:: The request ::
Count how many lines of the data below contain the string "callable"; the reply should be that number alone.

Dataset records:
+ + + + +
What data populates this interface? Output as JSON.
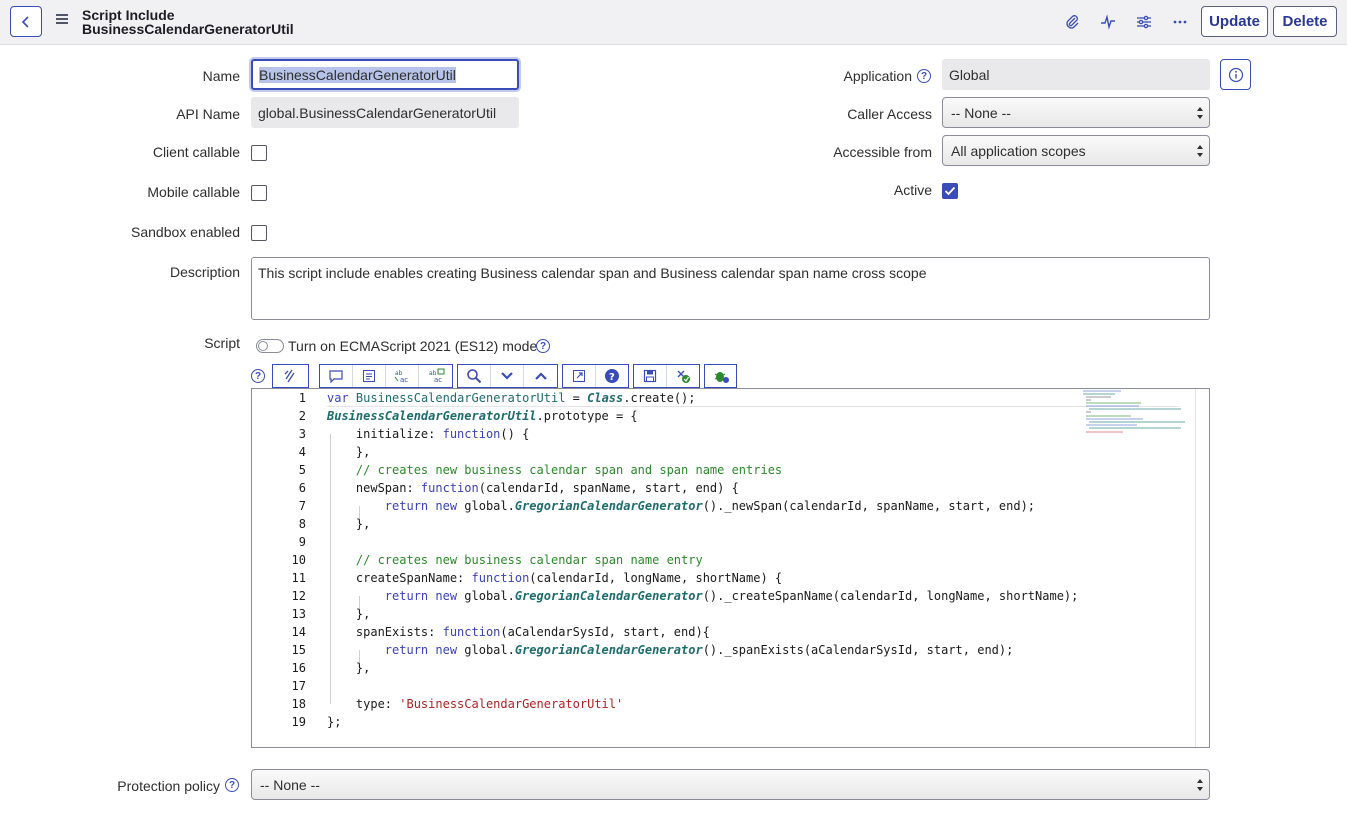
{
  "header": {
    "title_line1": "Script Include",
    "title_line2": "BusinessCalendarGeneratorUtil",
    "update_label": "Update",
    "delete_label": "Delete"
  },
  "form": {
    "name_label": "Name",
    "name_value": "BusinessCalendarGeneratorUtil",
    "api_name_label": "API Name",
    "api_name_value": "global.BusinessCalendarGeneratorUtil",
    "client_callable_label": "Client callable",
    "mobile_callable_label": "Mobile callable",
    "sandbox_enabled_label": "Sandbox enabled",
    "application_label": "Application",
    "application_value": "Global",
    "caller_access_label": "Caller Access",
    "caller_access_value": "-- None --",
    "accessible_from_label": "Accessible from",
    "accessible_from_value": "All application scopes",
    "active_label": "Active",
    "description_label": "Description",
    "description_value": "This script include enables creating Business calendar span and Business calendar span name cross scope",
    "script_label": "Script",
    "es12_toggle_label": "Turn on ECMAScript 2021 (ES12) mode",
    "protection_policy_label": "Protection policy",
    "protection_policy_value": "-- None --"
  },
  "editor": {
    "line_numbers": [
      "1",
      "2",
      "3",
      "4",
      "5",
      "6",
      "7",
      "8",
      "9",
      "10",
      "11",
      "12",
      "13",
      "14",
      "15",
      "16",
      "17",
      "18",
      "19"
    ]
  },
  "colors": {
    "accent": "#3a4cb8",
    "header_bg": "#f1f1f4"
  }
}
+ + + + +
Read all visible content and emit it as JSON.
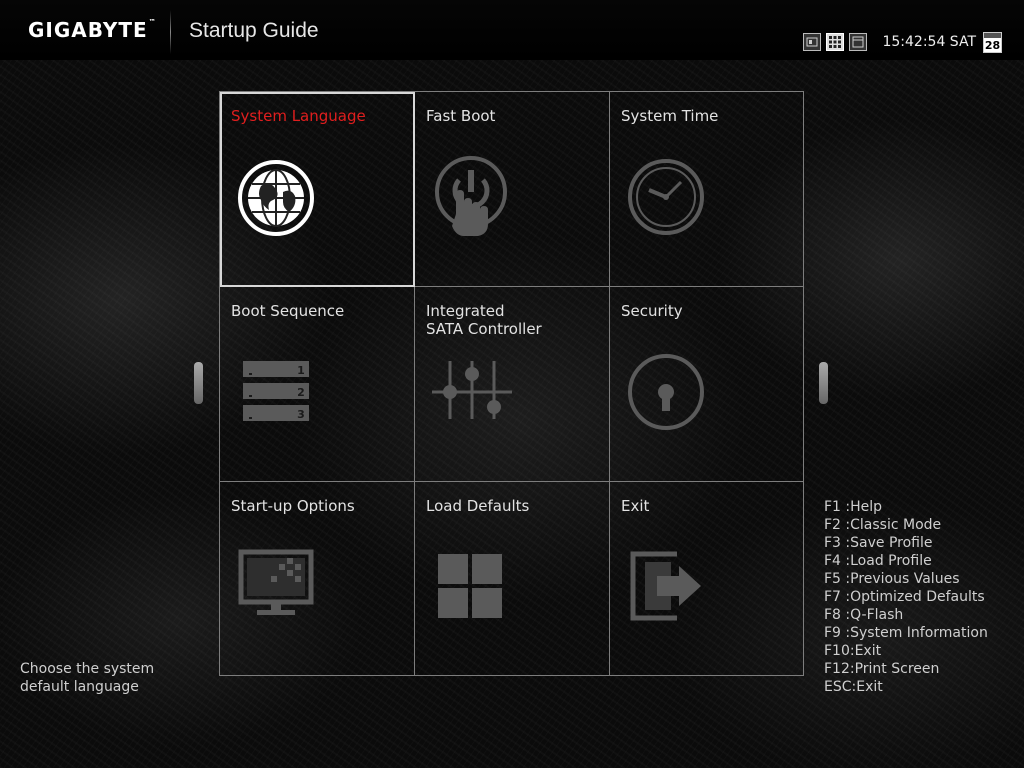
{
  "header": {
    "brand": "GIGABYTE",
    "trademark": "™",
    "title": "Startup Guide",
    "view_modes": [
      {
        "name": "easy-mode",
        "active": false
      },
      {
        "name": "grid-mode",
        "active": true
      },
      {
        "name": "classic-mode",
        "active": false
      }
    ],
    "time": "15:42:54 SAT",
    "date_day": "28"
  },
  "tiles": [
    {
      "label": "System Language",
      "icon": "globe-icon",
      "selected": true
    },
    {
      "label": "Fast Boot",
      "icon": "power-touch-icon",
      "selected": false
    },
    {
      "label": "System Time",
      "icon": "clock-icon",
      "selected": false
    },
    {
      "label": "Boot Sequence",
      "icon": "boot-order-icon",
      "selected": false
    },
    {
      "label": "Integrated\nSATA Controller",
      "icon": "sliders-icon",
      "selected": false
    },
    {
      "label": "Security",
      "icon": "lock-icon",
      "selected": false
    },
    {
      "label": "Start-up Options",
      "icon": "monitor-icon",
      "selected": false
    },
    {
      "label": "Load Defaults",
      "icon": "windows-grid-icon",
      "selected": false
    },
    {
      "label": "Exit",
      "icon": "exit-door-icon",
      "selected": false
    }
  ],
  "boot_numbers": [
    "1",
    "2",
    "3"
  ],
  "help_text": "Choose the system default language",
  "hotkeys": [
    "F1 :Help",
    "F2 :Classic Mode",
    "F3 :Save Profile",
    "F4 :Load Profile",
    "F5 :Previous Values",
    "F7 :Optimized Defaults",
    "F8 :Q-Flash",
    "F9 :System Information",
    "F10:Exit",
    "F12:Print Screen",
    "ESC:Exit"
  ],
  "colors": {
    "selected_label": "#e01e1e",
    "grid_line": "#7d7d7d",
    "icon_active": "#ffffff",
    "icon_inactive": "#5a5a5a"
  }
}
+ + + + +
:: Solution ::
2